PROMPT: Transcribe the records that follow, preserving every word.
☆ ☆ ☆
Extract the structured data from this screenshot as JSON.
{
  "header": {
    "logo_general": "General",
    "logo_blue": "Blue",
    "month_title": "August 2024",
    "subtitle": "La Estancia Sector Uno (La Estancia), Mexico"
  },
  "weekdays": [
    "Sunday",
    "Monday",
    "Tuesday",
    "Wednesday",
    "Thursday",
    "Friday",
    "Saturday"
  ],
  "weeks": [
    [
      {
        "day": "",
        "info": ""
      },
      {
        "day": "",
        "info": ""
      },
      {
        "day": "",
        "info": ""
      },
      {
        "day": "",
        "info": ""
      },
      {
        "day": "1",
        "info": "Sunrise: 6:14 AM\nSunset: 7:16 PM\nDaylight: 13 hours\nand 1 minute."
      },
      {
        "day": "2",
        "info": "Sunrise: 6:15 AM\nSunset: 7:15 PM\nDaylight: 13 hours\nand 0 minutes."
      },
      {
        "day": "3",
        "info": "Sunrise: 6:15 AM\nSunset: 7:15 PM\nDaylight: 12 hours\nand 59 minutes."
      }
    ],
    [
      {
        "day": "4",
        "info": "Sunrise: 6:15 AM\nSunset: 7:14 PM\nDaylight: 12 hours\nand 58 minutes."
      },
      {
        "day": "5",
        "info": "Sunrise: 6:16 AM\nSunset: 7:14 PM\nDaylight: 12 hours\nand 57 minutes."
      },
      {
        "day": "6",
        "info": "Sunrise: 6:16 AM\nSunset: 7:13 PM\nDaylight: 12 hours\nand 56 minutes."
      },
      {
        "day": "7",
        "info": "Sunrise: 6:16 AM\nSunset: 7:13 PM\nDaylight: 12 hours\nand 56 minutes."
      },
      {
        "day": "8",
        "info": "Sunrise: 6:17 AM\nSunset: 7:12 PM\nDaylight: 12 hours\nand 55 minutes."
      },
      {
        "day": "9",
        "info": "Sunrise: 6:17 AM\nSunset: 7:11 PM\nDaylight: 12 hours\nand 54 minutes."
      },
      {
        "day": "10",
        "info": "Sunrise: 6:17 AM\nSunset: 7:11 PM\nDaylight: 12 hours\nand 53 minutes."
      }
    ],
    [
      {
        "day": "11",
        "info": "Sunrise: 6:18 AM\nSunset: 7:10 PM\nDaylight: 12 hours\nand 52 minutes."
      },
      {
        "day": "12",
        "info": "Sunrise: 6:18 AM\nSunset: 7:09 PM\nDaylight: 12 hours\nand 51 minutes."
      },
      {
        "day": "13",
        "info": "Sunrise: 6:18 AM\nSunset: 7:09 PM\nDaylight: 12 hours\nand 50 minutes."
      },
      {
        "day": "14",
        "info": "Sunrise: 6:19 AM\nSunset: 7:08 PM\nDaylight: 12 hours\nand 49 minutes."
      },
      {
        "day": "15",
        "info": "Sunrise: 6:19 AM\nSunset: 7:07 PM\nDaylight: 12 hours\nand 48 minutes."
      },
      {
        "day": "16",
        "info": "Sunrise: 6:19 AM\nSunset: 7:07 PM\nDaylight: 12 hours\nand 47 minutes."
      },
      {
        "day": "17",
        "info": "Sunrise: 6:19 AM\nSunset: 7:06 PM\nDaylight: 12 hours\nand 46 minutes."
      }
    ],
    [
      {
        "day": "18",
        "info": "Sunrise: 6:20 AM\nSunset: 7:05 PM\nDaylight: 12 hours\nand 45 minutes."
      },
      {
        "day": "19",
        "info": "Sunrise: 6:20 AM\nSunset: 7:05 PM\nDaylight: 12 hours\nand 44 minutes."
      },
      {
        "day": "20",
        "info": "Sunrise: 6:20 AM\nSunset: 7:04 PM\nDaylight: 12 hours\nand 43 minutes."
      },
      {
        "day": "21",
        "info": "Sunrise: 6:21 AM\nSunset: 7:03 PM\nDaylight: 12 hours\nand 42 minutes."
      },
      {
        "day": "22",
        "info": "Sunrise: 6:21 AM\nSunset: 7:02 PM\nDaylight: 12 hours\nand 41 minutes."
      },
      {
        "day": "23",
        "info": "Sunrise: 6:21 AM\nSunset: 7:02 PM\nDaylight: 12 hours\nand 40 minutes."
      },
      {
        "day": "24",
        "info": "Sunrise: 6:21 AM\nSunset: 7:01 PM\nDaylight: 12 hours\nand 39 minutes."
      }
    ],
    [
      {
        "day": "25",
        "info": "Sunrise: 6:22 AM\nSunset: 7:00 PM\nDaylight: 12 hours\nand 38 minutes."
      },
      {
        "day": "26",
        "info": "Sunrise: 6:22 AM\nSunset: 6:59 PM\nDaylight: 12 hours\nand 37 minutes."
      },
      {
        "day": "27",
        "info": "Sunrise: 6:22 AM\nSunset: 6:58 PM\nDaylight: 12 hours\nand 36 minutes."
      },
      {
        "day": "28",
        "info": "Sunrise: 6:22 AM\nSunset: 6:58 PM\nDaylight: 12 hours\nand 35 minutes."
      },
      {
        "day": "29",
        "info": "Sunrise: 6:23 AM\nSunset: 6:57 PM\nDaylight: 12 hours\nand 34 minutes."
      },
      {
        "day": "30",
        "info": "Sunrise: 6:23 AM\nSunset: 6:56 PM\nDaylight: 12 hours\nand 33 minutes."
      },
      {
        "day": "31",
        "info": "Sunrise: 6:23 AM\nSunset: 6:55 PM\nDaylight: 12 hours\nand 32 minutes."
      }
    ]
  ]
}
☆ ☆ ☆
ANSWER TO THE TASK:
Extract the structured data from this screenshot as JSON.
{
  "header": {
    "logo_general": "General",
    "logo_blue": "Blue",
    "month_title": "August 2024",
    "subtitle": "La Estancia Sector Uno (La Estancia), Mexico"
  },
  "weekdays": [
    "Sunday",
    "Monday",
    "Tuesday",
    "Wednesday",
    "Thursday",
    "Friday",
    "Saturday"
  ],
  "weeks": [
    [
      {
        "day": "",
        "info": ""
      },
      {
        "day": "",
        "info": ""
      },
      {
        "day": "",
        "info": ""
      },
      {
        "day": "",
        "info": ""
      },
      {
        "day": "1",
        "info": "Sunrise: 6:14 AM\nSunset: 7:16 PM\nDaylight: 13 hours\nand 1 minute."
      },
      {
        "day": "2",
        "info": "Sunrise: 6:15 AM\nSunset: 7:15 PM\nDaylight: 13 hours\nand 0 minutes."
      },
      {
        "day": "3",
        "info": "Sunrise: 6:15 AM\nSunset: 7:15 PM\nDaylight: 12 hours\nand 59 minutes."
      }
    ],
    [
      {
        "day": "4",
        "info": "Sunrise: 6:15 AM\nSunset: 7:14 PM\nDaylight: 12 hours\nand 58 minutes."
      },
      {
        "day": "5",
        "info": "Sunrise: 6:16 AM\nSunset: 7:14 PM\nDaylight: 12 hours\nand 57 minutes."
      },
      {
        "day": "6",
        "info": "Sunrise: 6:16 AM\nSunset: 7:13 PM\nDaylight: 12 hours\nand 56 minutes."
      },
      {
        "day": "7",
        "info": "Sunrise: 6:16 AM\nSunset: 7:13 PM\nDaylight: 12 hours\nand 56 minutes."
      },
      {
        "day": "8",
        "info": "Sunrise: 6:17 AM\nSunset: 7:12 PM\nDaylight: 12 hours\nand 55 minutes."
      },
      {
        "day": "9",
        "info": "Sunrise: 6:17 AM\nSunset: 7:11 PM\nDaylight: 12 hours\nand 54 minutes."
      },
      {
        "day": "10",
        "info": "Sunrise: 6:17 AM\nSunset: 7:11 PM\nDaylight: 12 hours\nand 53 minutes."
      }
    ],
    [
      {
        "day": "11",
        "info": "Sunrise: 6:18 AM\nSunset: 7:10 PM\nDaylight: 12 hours\nand 52 minutes."
      },
      {
        "day": "12",
        "info": "Sunrise: 6:18 AM\nSunset: 7:09 PM\nDaylight: 12 hours\nand 51 minutes."
      },
      {
        "day": "13",
        "info": "Sunrise: 6:18 AM\nSunset: 7:09 PM\nDaylight: 12 hours\nand 50 minutes."
      },
      {
        "day": "14",
        "info": "Sunrise: 6:19 AM\nSunset: 7:08 PM\nDaylight: 12 hours\nand 49 minutes."
      },
      {
        "day": "15",
        "info": "Sunrise: 6:19 AM\nSunset: 7:07 PM\nDaylight: 12 hours\nand 48 minutes."
      },
      {
        "day": "16",
        "info": "Sunrise: 6:19 AM\nSunset: 7:07 PM\nDaylight: 12 hours\nand 47 minutes."
      },
      {
        "day": "17",
        "info": "Sunrise: 6:19 AM\nSunset: 7:06 PM\nDaylight: 12 hours\nand 46 minutes."
      }
    ],
    [
      {
        "day": "18",
        "info": "Sunrise: 6:20 AM\nSunset: 7:05 PM\nDaylight: 12 hours\nand 45 minutes."
      },
      {
        "day": "19",
        "info": "Sunrise: 6:20 AM\nSunset: 7:05 PM\nDaylight: 12 hours\nand 44 minutes."
      },
      {
        "day": "20",
        "info": "Sunrise: 6:20 AM\nSunset: 7:04 PM\nDaylight: 12 hours\nand 43 minutes."
      },
      {
        "day": "21",
        "info": "Sunrise: 6:21 AM\nSunset: 7:03 PM\nDaylight: 12 hours\nand 42 minutes."
      },
      {
        "day": "22",
        "info": "Sunrise: 6:21 AM\nSunset: 7:02 PM\nDaylight: 12 hours\nand 41 minutes."
      },
      {
        "day": "23",
        "info": "Sunrise: 6:21 AM\nSunset: 7:02 PM\nDaylight: 12 hours\nand 40 minutes."
      },
      {
        "day": "24",
        "info": "Sunrise: 6:21 AM\nSunset: 7:01 PM\nDaylight: 12 hours\nand 39 minutes."
      }
    ],
    [
      {
        "day": "25",
        "info": "Sunrise: 6:22 AM\nSunset: 7:00 PM\nDaylight: 12 hours\nand 38 minutes."
      },
      {
        "day": "26",
        "info": "Sunrise: 6:22 AM\nSunset: 6:59 PM\nDaylight: 12 hours\nand 37 minutes."
      },
      {
        "day": "27",
        "info": "Sunrise: 6:22 AM\nSunset: 6:58 PM\nDaylight: 12 hours\nand 36 minutes."
      },
      {
        "day": "28",
        "info": "Sunrise: 6:22 AM\nSunset: 6:58 PM\nDaylight: 12 hours\nand 35 minutes."
      },
      {
        "day": "29",
        "info": "Sunrise: 6:23 AM\nSunset: 6:57 PM\nDaylight: 12 hours\nand 34 minutes."
      },
      {
        "day": "30",
        "info": "Sunrise: 6:23 AM\nSunset: 6:56 PM\nDaylight: 12 hours\nand 33 minutes."
      },
      {
        "day": "31",
        "info": "Sunrise: 6:23 AM\nSunset: 6:55 PM\nDaylight: 12 hours\nand 32 minutes."
      }
    ]
  ]
}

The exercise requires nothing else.